-- begin Excerpted records --

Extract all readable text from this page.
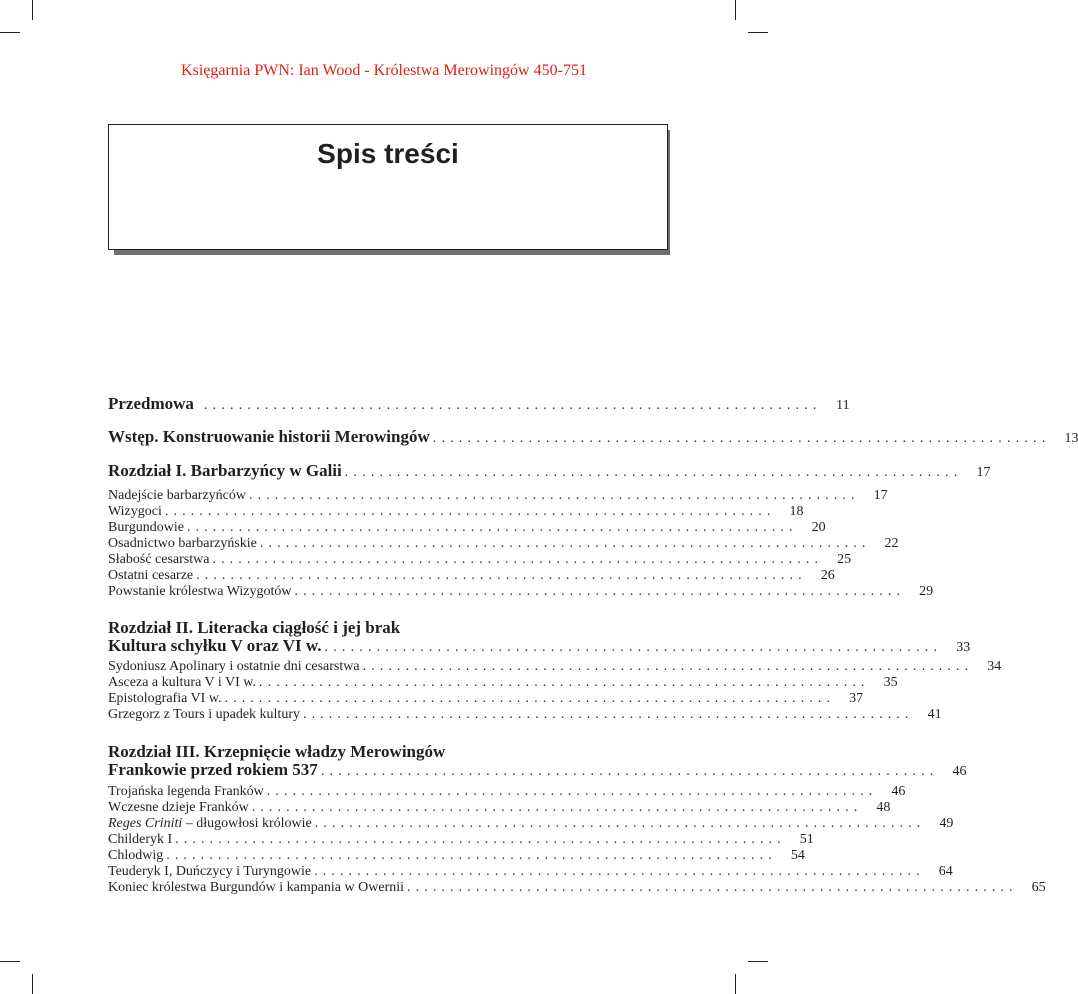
Księgarnia PWN: Ian Wood - Królestwa Merowingów 450-751
Spis treści
Przedmowa .......................................................................	11
Wstęp. Konstruowanie historii Merowingów .......................................................................	13
Rozdział I. Barbarzyńcy w Galii .......................................................................	17
Nadejście barbarzyńców .......................................................................	17
Wizygoci .......................................................................	18
Burgundowie .......................................................................	20
Osadnictwo barbarzyńskie .......................................................................	22
Słabość cesarstwa .......................................................................	25
Ostatni cesarze .......................................................................	26
Powstanie królestwa Wizygotów .......................................................................	29
Rozdział II. Literacka ciągłość i jej brak
Kultura schyłku V oraz VI w. .......................................................................	33
Sydoniusz Apolinary i ostatnie dni cesarstwa .......................................................................	34
Asceza a kultura V i VI w. .......................................................................	35
Epistolografia VI w. .......................................................................	37
Grzegorz z Tours i upadek kultury .......................................................................	41
Rozdział III. Krzepnięcie władzy Merowingów
Frankowie przed rokiem 537 .......................................................................	46
Trojańska legenda Franków .......................................................................	46
Wczesne dzieje Franków .......................................................................	48
Reges Criniti – długowłosi królowie .......................................................................	49
Childeryk I .......................................................................	51
Chlodwig .......................................................................	54
Teuderyk I, Duńczycy i Turyngowie .......................................................................	64
Koniec królestwa Burgundów i kampania w Owernii .......................................................................	65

-- end Excerpted records --

Copy every line of the entries above in which "cesarstwa" occurs.

Słabość cesarstwa .......................................................................	25
Sydoniusz Apolinary i ostatnie dni cesarstwa .......................................................................	34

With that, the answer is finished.